• _Documento di partenza_:
--------------------------------------------------

Più di millecinquecento euro all’anno. 

E’ la cifra che ogni romano – anche i neonati e gli infermi – spende per il gioco d’azzardo. Ripetiamo: stiamo parlando di ogni abitante di Roma, quindi escludendo il resto d’Italia, il che significa che il numero nazionale è esponenzialmente più alto.

Slot machine, gratta e vinci, scommesse, concorsi a premi e pronostici costituiscono per le famiglie una fonte di spesa che eguaglia i consumi alimentari ed è superiore al riscaldamento domestico e alle cure mediche e dentali.

Così si esprime Mons. Enrico Feroci, Direttore Caritas Roma, nella Prefazione a “Lottiamo contro l’azzardo” pubblicata dalla Caritas di Roma nel febbraio 2016. Sembrerà strano, ma non è un’emergenza. Non lo è perché pochi percepiscono le storie di dolore e di sofferenza che ne conseguono: famiglie divise, povertà, indebitamenti, sfruttamento, malattia.

--------------------------------------------------

• _Dati da analizzare_:
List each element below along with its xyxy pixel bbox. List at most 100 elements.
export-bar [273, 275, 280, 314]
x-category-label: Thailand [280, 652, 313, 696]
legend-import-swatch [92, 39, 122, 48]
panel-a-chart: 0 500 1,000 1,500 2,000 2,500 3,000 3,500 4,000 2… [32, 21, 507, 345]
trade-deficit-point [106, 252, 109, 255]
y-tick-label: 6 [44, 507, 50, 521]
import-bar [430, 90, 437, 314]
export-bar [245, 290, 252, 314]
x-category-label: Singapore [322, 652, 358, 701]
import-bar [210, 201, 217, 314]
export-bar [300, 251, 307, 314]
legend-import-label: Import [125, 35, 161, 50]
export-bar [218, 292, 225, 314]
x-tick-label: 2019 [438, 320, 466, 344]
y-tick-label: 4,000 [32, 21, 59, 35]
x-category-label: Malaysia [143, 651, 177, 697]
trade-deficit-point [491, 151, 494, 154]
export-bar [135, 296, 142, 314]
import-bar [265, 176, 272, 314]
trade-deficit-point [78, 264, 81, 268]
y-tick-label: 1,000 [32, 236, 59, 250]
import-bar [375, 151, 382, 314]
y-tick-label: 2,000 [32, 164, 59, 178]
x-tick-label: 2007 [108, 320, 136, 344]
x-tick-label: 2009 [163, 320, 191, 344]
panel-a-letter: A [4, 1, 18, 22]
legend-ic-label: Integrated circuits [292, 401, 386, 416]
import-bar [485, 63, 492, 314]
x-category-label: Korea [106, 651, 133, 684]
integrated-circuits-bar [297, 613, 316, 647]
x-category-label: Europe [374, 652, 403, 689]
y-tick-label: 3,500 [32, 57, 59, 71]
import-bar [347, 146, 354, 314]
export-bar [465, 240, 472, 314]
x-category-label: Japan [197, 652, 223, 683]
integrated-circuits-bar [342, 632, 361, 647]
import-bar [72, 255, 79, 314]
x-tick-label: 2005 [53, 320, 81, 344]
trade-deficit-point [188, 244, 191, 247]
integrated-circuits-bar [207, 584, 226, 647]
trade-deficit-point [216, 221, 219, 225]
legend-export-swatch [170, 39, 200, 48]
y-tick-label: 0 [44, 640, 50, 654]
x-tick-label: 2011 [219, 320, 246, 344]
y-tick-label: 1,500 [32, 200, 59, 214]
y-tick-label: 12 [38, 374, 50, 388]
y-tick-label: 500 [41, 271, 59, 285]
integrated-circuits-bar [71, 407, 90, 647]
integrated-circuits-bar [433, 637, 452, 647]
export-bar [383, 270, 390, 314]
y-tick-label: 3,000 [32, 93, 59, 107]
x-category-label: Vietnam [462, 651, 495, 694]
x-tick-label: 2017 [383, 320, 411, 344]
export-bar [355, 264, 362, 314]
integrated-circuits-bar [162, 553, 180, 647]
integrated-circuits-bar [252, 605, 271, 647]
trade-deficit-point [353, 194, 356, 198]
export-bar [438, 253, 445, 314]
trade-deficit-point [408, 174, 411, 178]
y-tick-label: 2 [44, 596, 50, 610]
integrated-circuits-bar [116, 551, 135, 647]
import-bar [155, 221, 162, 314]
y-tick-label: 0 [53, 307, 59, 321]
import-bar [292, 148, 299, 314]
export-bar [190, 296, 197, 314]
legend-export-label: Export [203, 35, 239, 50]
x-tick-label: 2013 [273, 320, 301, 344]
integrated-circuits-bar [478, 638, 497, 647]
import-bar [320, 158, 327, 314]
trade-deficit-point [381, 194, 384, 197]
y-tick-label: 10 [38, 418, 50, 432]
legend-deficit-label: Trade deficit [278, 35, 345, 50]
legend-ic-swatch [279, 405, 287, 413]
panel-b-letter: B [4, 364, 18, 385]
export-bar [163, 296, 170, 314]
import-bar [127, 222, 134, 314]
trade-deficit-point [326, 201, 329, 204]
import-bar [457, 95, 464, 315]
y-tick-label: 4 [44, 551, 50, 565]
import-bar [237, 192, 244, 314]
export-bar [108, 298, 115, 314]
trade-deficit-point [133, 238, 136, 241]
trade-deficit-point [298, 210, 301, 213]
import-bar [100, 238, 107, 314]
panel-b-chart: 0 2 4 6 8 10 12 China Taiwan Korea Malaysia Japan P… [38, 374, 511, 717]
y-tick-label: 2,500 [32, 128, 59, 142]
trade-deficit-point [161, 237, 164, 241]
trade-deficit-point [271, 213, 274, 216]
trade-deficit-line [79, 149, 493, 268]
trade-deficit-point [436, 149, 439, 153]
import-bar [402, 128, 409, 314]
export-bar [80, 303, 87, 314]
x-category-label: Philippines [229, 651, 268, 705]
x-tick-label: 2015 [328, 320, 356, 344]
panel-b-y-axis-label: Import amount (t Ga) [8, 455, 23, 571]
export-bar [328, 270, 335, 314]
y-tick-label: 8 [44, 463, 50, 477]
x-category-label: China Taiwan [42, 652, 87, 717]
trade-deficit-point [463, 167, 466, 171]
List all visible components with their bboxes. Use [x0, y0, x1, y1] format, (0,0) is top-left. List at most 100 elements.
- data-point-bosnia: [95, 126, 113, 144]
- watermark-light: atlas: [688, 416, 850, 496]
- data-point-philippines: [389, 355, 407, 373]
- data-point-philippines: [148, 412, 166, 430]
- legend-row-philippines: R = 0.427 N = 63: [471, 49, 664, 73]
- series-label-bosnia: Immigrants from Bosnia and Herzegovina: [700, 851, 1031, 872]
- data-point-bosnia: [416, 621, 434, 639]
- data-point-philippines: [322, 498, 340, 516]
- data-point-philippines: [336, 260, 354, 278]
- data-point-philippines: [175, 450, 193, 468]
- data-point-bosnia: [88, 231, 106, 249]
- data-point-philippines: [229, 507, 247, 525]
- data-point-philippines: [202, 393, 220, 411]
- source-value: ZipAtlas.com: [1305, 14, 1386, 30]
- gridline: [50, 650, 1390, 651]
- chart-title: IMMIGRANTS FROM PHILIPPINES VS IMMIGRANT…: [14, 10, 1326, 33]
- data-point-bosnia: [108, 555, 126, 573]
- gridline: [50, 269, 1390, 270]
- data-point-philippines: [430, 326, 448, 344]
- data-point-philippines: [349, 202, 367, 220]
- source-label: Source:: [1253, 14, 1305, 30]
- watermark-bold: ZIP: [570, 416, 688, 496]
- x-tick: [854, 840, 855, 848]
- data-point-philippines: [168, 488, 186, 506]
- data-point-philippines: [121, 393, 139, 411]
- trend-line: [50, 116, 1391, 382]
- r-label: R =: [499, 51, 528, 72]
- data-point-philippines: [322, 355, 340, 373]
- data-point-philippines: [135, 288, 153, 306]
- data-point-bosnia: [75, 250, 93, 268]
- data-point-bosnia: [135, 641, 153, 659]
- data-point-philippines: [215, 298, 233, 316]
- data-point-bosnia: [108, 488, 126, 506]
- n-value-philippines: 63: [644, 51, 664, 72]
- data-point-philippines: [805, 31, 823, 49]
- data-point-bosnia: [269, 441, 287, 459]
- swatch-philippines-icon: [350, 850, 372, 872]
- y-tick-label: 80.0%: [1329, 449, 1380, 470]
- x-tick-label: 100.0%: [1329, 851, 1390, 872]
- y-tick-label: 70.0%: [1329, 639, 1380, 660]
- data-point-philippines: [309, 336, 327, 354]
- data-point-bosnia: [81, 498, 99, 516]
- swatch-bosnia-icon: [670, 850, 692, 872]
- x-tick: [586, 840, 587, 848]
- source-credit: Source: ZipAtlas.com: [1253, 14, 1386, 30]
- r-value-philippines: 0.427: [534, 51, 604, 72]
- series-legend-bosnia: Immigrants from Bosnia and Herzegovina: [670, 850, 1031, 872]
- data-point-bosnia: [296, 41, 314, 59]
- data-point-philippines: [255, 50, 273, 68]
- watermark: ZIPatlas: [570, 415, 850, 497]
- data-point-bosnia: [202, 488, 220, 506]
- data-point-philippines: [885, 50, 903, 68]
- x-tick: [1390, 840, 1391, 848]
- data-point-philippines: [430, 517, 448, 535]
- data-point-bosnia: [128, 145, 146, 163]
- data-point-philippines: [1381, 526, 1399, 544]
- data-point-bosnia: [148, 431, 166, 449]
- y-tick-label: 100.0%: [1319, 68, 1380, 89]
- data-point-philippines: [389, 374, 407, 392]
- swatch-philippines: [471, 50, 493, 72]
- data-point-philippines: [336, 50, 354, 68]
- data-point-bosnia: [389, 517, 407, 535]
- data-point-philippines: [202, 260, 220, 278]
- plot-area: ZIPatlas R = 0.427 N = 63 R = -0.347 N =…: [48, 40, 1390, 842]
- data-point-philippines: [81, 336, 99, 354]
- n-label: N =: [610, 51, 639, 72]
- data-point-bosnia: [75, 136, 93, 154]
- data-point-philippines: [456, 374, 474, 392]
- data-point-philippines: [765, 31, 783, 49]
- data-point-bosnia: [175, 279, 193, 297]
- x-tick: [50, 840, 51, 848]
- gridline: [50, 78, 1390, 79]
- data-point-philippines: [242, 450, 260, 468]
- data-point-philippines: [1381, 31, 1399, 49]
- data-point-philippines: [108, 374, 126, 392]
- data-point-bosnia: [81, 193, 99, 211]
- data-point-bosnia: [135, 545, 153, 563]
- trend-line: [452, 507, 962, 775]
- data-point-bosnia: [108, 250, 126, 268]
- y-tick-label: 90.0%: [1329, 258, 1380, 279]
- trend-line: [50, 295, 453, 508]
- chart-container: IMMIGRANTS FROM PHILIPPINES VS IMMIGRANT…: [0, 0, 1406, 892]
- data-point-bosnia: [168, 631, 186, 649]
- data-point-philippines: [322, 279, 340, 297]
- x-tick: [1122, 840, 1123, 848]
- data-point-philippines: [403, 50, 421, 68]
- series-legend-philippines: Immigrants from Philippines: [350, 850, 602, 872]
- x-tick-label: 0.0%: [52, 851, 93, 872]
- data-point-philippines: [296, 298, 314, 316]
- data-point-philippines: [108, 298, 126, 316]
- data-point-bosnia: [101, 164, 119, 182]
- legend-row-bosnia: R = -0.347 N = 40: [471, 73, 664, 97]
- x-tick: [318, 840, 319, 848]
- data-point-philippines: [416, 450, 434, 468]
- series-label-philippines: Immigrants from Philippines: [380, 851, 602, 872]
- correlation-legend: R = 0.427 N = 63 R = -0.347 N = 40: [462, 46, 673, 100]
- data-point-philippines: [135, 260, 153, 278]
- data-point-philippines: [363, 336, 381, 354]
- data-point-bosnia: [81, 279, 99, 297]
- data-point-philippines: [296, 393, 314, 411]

--------------------------------------------------

• _Obiettivo_:
Riscrivi il passo del testo sul gioco d'azzardo compreso tra "Così si esprime" e "indebitamenti, sfruttamento, malattia.", estremi inclusi, sostituendo "Prefazione" con "Introduzione". I record provengono da una fonte diversa dal testo sul gioco d'azzardo.

• _Soluzione_:
Così si esprime Mons. Enrico Feroci, Direttore Caritas Roma, nella Introduzione a “Lottiamo contro l’azzardo” pubblicata dalla Caritas di Roma nel febbraio 2016. Sembrerà strano, ma non è un’emergenza. Non lo è perché pochi percepiscono le storie di dolore e di sofferenza che ne conseguono: famiglie divise, povertà, indebitamenti, sfruttamento, malattia.